__Required work__
Where a line in the listing below contains the word "MetaMixer", copy that line.

** BEGIN Entries shown **

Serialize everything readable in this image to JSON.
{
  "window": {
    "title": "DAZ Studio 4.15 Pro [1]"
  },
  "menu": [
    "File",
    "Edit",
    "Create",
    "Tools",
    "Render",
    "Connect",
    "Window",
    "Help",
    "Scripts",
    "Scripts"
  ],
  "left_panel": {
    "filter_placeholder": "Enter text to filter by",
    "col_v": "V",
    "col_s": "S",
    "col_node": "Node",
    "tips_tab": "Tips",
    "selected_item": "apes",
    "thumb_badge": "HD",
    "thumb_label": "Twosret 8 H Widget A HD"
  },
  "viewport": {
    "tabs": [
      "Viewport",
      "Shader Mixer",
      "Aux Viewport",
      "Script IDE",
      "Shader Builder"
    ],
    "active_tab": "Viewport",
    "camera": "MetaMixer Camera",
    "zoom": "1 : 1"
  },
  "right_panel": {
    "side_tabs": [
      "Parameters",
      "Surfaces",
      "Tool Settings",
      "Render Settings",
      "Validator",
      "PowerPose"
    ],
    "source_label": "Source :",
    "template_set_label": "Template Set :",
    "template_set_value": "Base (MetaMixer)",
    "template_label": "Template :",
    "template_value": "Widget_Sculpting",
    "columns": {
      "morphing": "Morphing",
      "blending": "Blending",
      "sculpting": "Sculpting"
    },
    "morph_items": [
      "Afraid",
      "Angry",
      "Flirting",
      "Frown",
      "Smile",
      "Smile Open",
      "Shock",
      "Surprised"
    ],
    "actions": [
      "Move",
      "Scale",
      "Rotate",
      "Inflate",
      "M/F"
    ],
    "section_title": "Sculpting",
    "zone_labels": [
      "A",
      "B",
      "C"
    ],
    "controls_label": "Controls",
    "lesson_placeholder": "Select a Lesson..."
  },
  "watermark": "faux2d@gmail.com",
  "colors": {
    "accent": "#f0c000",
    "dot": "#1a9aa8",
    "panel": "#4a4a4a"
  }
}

** END Entries shown **

__Final answer__
    "camera": "MetaMixer Camera",
    "template_set_value": "Base (MetaMixer)",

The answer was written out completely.